_Stored data_.
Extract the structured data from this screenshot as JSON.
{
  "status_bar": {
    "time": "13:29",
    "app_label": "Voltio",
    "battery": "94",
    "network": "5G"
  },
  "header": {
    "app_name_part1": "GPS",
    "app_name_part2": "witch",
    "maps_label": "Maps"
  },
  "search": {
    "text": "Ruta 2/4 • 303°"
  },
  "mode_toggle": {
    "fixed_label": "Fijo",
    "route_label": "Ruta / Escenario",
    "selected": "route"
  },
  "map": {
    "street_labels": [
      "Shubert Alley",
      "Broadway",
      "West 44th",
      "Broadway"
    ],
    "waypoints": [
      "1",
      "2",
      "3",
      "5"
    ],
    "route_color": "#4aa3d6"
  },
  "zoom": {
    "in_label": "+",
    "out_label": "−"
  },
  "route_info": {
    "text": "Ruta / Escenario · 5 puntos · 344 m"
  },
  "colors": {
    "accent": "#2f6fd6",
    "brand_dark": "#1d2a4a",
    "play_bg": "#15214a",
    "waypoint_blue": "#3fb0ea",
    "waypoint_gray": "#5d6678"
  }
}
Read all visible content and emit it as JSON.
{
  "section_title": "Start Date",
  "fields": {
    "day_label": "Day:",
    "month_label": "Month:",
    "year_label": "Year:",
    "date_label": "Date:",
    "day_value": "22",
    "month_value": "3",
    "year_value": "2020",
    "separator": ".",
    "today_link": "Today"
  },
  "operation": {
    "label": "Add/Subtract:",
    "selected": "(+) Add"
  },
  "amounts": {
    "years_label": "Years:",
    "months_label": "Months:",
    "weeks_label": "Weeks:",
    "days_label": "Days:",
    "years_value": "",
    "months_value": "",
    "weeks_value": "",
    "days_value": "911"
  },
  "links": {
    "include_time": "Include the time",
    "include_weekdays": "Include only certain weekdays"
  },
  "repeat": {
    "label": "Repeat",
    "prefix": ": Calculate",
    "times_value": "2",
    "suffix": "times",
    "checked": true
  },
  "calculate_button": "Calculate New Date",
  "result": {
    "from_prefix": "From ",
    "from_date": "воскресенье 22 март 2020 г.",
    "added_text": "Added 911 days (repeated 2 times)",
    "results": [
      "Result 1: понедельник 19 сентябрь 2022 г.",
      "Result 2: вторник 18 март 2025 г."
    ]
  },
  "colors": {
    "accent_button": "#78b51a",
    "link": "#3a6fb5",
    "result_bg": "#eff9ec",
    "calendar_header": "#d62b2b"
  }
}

_Problem details_. Please reproduce each record precisely as written.

_Answer in full_.
Extract the structured data from this screenshot as JSON.
{
  "status_bar": {
    "time": "13:29",
    "app_label": "Voltio",
    "battery": "94",
    "network": "5G"
  },
  "header": {
    "app_name_part1": "GPS",
    "app_name_part2": "witch",
    "maps_label": "Maps"
  },
  "search": {
    "text": "Ruta 2/4 • 303°"
  },
  "mode_toggle": {
    "fixed_label": "Fijo",
    "route_label": "Ruta / Escenario",
    "selected": "route"
  },
  "map": {
    "street_labels": [
      "Shubert Alley",
      "Broadway",
      "West 44th",
      "Broadway"
    ],
    "waypoints": [
      "1",
      "2",
      "3",
      "5"
    ],
    "route_color": "#4aa3d6"
  },
  "zoom": {
    "in_label": "+",
    "out_label": "−"
  },
  "route_info": {
    "text": "Ruta / Escenario · 5 puntos · 344 m"
  },
  "colors": {
    "accent": "#2f6fd6",
    "brand_dark": "#1d2a4a",
    "play_bg": "#15214a",
    "waypoint_blue": "#3fb0ea",
    "waypoint_gray": "#5d6678"
  }
}
Read all visible content and emit it as JSON.
{
  "section_title": "Start Date",
  "fields": {
    "day_label": "Day:",
    "month_label": "Month:",
    "year_label": "Year:",
    "date_label": "Date:",
    "day_value": "22",
    "month_value": "3",
    "year_value": "2020",
    "separator": ".",
    "today_link": "Today"
  },
  "operation": {
    "label": "Add/Subtract:",
    "selected": "(+) Add"
  },
  "amounts": {
    "years_label": "Years:",
    "months_label": "Months:",
    "weeks_label": "Weeks:",
    "days_label": "Days:",
    "years_value": "",
    "months_value": "",
    "weeks_value": "",
    "days_value": "911"
  },
  "links": {
    "include_time": "Include the time",
    "include_weekdays": "Include only certain weekdays"
  },
  "repeat": {
    "label": "Repeat",
    "prefix": ": Calculate",
    "times_value": "2",
    "suffix": "times",
    "checked": true
  },
  "calculate_button": "Calculate New Date",
  "result": {
    "from_prefix": "From ",
    "from_date": "воскресенье 22 март 2020 г.",
    "added_text": "Added 911 days (repeated 2 times)",
    "results": [
      "Result 1: понедельник 19 сентябрь 2022 г.",
      "Result 2: вторник 18 март 2025 г."
    ]
  },
  "colors": {
    "accent_button": "#78b51a",
    "link": "#3a6fb5",
    "result_bg": "#eff9ec",
    "calendar_header": "#d62b2b"
  }
}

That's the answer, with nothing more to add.